- [Supplied information]
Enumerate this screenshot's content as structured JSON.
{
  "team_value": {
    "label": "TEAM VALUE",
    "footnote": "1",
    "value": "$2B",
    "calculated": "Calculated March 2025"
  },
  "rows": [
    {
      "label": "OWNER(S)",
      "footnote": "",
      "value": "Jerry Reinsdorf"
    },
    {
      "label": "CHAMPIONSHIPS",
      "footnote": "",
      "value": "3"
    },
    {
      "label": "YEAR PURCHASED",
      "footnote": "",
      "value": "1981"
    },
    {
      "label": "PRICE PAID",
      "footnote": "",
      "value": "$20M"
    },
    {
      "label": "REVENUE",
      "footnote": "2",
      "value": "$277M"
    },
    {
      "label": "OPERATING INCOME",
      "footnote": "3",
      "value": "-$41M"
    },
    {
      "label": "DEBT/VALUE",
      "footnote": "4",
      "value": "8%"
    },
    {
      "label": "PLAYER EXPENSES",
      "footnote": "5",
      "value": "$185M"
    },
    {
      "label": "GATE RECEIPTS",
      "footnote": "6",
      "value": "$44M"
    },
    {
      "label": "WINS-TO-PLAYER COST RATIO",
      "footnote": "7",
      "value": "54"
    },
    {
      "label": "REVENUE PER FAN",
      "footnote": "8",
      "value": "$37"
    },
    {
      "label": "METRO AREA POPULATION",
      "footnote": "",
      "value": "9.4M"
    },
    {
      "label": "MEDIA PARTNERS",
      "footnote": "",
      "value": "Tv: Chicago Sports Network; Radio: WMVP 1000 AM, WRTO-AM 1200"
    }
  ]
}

- [Instructions to follow]
Exactly reproduce every line of the records.

- [Response to the task]
Enumerate this screenshot's content as structured JSON.
{
  "team_value": {
    "label": "TEAM VALUE",
    "footnote": "1",
    "value": "$2B",
    "calculated": "Calculated March 2025"
  },
  "rows": [
    {
      "label": "OWNER(S)",
      "footnote": "",
      "value": "Jerry Reinsdorf"
    },
    {
      "label": "CHAMPIONSHIPS",
      "footnote": "",
      "value": "3"
    },
    {
      "label": "YEAR PURCHASED",
      "footnote": "",
      "value": "1981"
    },
    {
      "label": "PRICE PAID",
      "footnote": "",
      "value": "$20M"
    },
    {
      "label": "REVENUE",
      "footnote": "2",
      "value": "$277M"
    },
    {
      "label": "OPERATING INCOME",
      "footnote": "3",
      "value": "-$41M"
    },
    {
      "label": "DEBT/VALUE",
      "footnote": "4",
      "value": "8%"
    },
    {
      "label": "PLAYER EXPENSES",
      "footnote": "5",
      "value": "$185M"
    },
    {
      "label": "GATE RECEIPTS",
      "footnote": "6",
      "value": "$44M"
    },
    {
      "label": "WINS-TO-PLAYER COST RATIO",
      "footnote": "7",
      "value": "54"
    },
    {
      "label": "REVENUE PER FAN",
      "footnote": "8",
      "value": "$37"
    },
    {
      "label": "METRO AREA POPULATION",
      "footnote": "",
      "value": "9.4M"
    },
    {
      "label": "MEDIA PARTNERS",
      "footnote": "",
      "value": "Tv: Chicago Sports Network; Radio: WMVP 1000 AM, WRTO-AM 1200"
    }
  ]
}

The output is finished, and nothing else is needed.